What you need to do: Filter this material down to the lines that hold "arrow", copying each one.

· · · · ·

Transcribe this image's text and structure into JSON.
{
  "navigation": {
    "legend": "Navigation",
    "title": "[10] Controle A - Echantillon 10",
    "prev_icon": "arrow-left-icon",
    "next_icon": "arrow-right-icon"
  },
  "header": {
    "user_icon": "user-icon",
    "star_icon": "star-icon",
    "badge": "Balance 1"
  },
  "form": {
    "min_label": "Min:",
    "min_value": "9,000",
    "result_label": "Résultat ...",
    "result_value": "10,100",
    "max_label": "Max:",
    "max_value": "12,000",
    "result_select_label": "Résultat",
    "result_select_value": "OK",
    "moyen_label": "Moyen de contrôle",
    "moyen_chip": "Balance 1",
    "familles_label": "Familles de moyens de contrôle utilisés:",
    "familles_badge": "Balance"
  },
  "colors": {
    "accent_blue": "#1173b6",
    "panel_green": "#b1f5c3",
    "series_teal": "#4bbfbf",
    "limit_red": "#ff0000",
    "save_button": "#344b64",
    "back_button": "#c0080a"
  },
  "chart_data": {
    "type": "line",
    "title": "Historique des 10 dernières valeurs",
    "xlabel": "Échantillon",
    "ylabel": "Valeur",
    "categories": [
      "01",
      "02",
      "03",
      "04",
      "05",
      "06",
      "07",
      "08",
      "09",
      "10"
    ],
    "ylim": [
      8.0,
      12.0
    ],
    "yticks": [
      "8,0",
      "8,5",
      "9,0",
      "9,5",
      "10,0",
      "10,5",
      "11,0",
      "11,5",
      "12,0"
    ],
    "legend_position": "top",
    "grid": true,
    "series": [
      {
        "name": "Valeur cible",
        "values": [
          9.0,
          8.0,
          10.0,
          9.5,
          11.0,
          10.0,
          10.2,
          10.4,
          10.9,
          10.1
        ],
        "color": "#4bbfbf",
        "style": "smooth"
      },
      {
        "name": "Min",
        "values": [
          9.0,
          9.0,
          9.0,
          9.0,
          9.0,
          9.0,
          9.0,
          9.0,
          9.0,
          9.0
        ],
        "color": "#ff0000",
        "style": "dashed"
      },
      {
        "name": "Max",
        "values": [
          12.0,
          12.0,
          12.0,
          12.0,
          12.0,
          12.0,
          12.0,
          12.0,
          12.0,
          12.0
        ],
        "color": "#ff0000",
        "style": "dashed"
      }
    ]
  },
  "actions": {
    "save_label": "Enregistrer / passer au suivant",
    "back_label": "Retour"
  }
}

· · · · ·

Final result:
    "prev_icon": "arrow-left-icon",
    "next_icon": "arrow-right-icon"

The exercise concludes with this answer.